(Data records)
+--
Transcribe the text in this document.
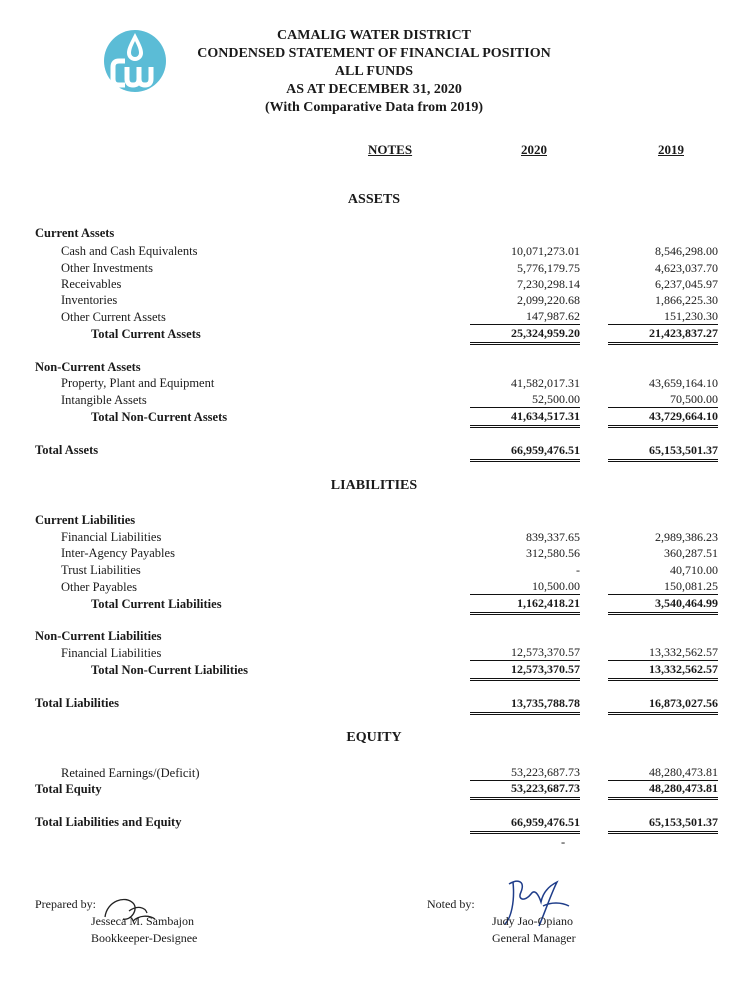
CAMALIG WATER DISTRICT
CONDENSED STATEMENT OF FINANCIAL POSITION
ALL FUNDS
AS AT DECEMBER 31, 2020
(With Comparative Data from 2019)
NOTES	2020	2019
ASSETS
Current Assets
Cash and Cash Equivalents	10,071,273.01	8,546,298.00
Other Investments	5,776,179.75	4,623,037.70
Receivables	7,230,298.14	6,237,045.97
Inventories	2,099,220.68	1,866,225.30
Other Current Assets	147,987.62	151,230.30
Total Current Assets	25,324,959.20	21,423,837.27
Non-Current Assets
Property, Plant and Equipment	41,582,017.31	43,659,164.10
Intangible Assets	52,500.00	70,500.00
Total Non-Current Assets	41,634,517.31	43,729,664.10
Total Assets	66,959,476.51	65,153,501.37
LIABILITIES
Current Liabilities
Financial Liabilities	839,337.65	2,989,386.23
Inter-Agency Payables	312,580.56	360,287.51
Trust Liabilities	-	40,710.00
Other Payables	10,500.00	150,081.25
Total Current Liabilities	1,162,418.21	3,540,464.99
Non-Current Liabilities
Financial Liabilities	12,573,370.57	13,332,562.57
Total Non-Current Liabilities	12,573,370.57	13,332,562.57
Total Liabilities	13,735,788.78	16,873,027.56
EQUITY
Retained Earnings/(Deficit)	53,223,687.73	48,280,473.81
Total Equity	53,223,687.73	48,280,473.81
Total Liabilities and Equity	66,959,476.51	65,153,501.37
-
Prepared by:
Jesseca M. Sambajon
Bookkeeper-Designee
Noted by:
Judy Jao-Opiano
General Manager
+--
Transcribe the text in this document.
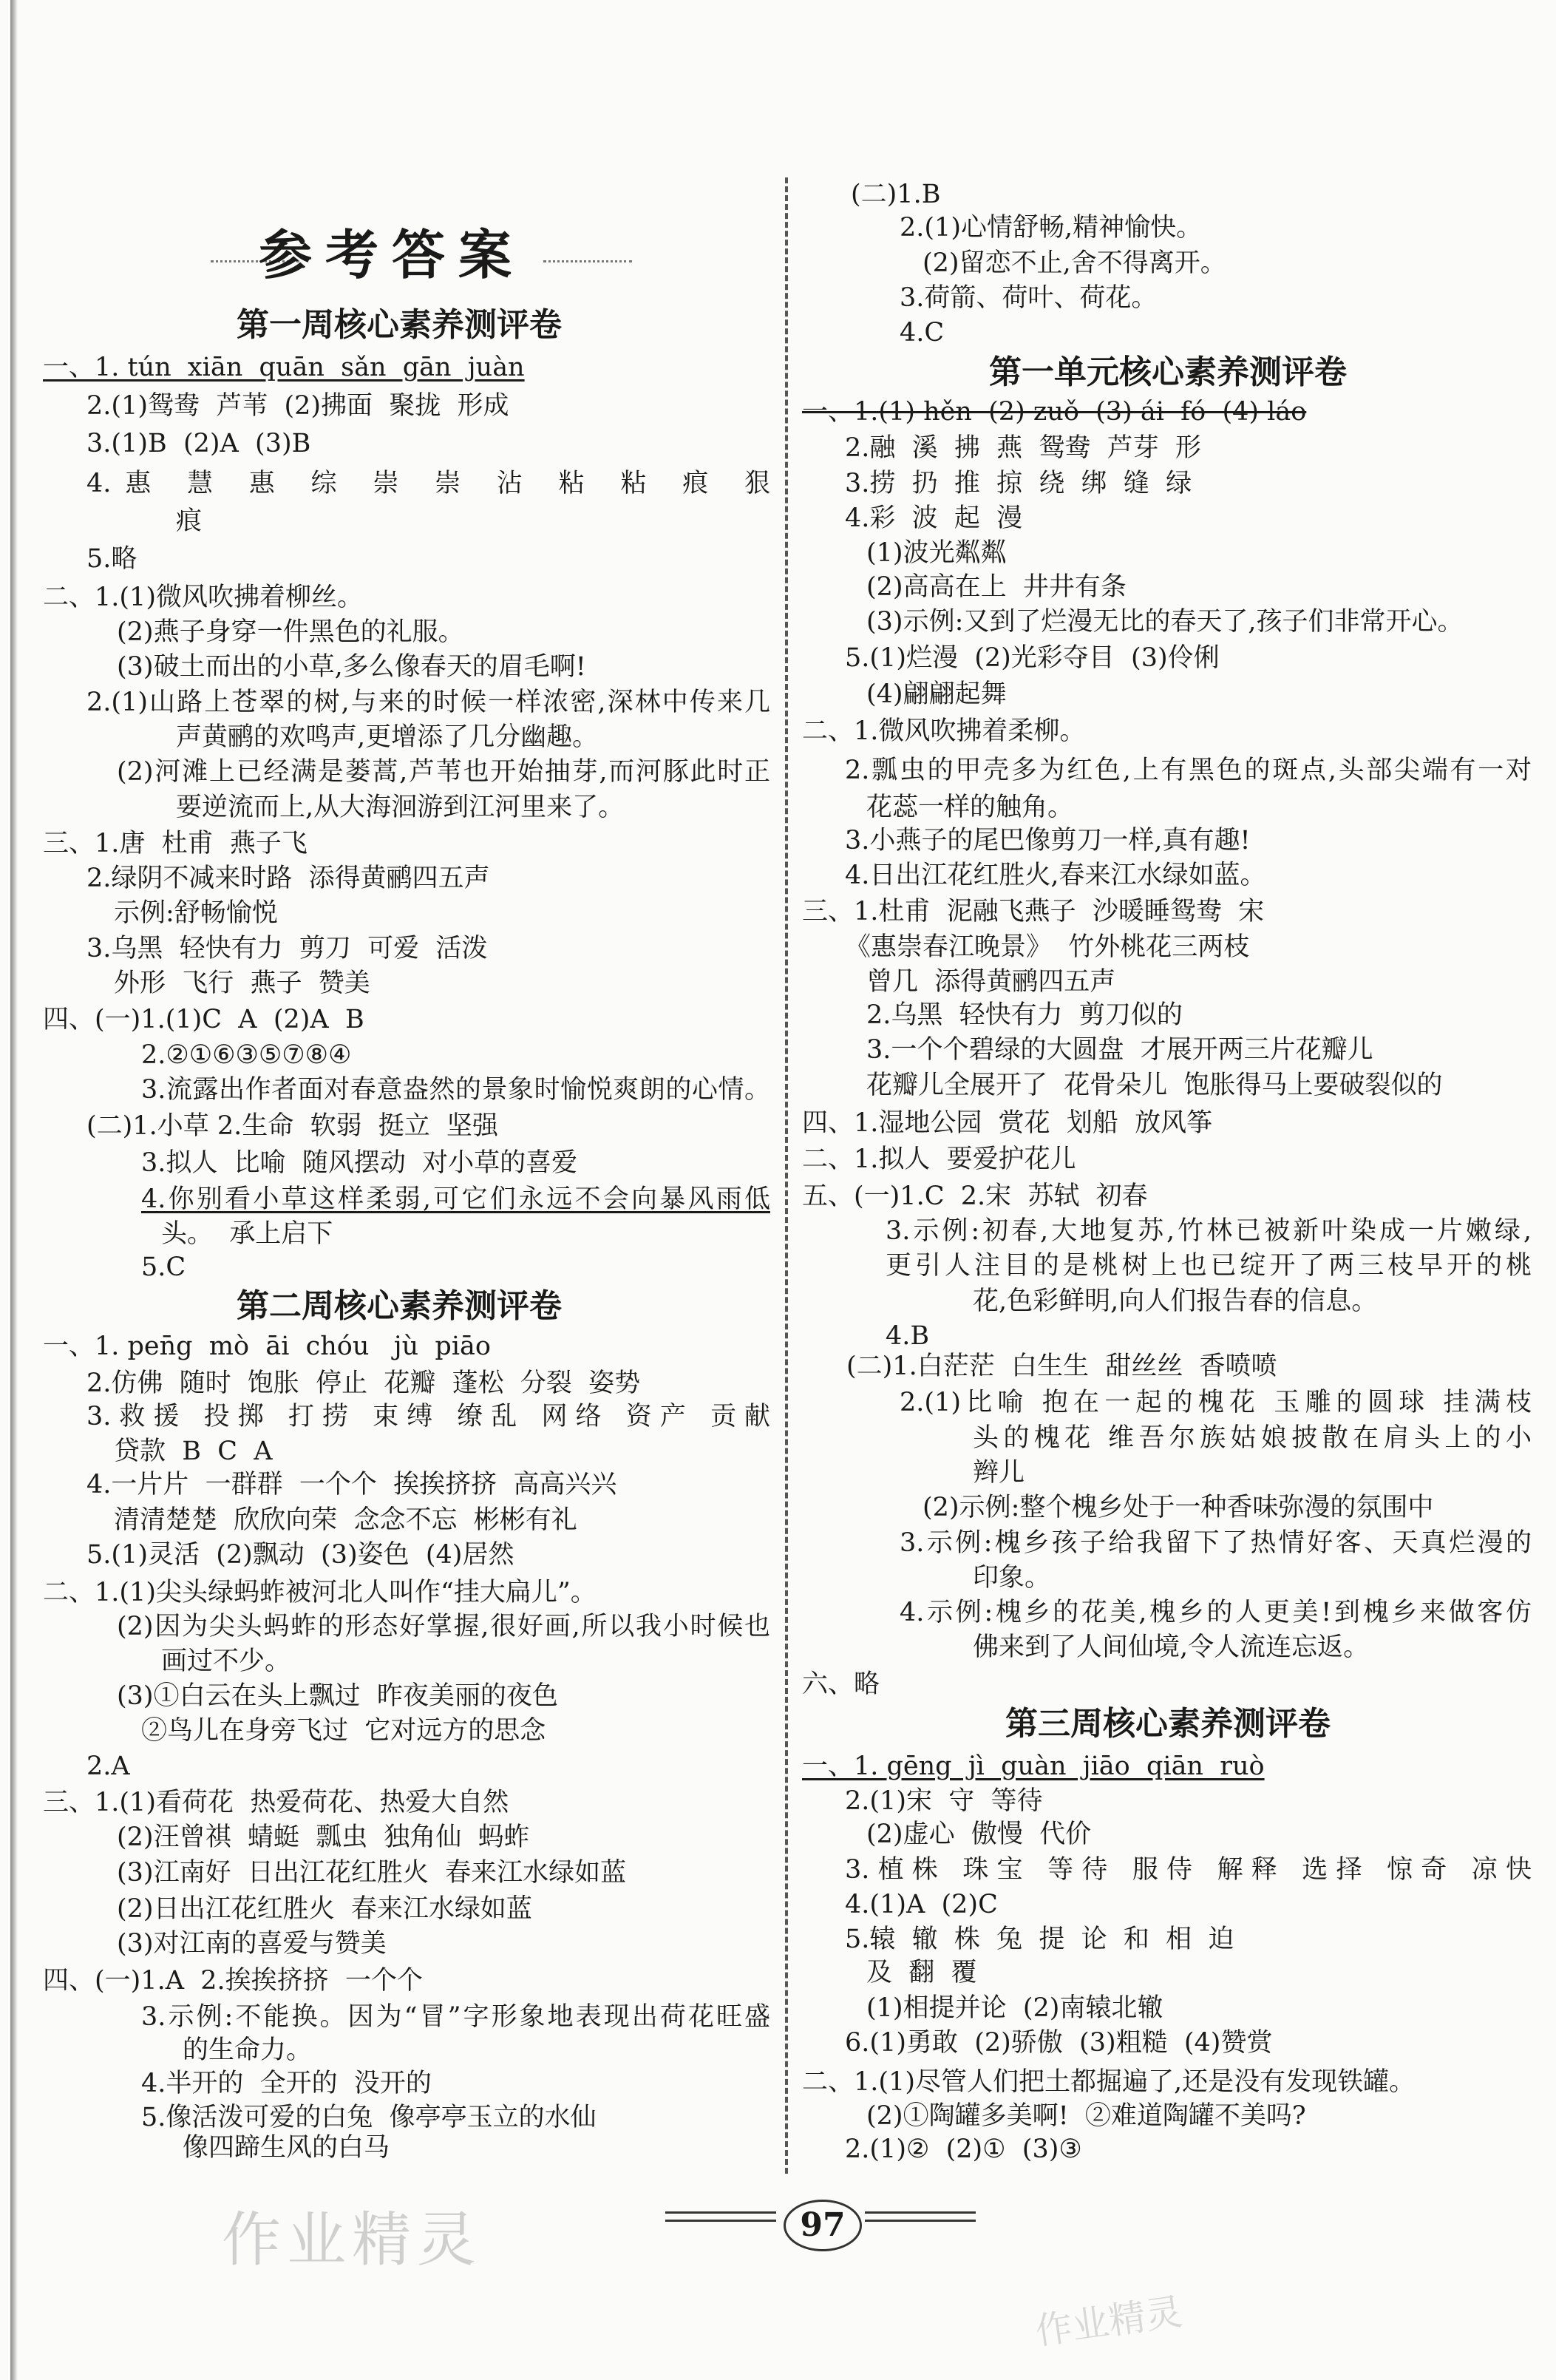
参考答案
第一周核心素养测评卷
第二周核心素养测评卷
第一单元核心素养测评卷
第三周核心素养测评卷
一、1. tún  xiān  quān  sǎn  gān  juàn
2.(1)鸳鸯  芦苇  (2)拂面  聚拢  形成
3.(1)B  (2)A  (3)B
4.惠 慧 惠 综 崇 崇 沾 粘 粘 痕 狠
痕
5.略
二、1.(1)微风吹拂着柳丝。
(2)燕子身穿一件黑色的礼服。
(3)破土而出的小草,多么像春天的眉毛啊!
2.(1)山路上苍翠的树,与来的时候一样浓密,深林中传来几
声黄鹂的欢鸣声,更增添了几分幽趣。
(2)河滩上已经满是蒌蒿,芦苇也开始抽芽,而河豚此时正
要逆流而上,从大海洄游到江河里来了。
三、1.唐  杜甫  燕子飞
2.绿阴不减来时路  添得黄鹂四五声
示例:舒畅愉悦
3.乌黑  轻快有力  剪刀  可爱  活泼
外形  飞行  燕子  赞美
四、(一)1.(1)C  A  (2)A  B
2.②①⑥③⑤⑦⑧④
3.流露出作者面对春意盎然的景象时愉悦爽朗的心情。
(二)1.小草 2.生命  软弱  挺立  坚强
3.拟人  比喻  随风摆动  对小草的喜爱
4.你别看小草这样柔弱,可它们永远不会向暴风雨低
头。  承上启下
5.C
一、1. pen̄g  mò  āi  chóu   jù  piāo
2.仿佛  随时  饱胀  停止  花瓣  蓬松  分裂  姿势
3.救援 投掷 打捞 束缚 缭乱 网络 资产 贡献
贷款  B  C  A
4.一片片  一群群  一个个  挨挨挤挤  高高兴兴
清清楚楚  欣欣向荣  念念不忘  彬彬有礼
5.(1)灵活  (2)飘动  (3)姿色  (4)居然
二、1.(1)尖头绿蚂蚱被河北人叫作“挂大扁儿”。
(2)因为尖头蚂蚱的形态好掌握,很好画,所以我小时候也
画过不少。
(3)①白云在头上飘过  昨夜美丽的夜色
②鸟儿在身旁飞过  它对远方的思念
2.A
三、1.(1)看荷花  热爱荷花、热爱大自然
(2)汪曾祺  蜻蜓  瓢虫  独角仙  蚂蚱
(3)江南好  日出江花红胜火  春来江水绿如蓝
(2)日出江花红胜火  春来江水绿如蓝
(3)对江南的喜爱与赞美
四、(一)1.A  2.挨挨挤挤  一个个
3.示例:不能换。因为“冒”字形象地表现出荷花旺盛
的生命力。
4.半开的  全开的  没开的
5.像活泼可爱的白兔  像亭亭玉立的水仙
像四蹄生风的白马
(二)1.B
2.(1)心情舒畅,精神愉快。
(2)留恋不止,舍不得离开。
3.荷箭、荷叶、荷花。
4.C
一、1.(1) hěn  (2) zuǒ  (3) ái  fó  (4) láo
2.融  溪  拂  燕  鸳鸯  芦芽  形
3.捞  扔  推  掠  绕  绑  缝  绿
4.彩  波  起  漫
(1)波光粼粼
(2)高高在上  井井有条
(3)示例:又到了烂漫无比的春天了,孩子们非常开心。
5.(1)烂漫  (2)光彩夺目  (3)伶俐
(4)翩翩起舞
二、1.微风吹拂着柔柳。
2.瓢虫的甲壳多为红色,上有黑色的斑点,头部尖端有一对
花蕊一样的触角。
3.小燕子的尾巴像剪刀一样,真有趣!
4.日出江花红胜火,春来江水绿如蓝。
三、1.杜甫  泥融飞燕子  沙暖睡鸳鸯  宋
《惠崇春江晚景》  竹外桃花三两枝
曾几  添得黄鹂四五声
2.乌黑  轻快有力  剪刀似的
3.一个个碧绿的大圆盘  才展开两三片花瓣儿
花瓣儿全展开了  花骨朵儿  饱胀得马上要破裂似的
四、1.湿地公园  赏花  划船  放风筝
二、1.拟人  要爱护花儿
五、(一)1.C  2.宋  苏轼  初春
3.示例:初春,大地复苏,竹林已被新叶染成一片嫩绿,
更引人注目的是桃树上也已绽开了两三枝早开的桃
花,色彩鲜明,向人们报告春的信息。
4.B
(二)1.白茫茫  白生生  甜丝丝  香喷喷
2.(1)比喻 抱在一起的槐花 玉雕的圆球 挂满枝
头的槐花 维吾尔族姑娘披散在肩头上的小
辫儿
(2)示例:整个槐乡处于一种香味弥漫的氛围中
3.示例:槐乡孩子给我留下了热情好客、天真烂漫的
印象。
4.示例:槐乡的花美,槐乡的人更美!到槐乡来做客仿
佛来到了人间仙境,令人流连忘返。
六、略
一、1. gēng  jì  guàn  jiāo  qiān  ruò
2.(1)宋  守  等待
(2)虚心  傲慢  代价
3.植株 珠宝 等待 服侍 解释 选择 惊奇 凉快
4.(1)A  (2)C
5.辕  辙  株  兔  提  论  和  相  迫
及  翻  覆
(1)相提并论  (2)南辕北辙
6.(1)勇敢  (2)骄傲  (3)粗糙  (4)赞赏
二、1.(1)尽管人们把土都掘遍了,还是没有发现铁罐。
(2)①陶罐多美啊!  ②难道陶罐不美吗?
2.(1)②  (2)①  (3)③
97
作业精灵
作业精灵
+--
> **Stated goal**:
Pick every line with "Other" in it and copy it.

> **Answer**:
Other Investments	5,776,179.75	4,623,037.70
Other Current Assets	147,987.62	151,230.30
Other Payables	10,500.00	150,081.25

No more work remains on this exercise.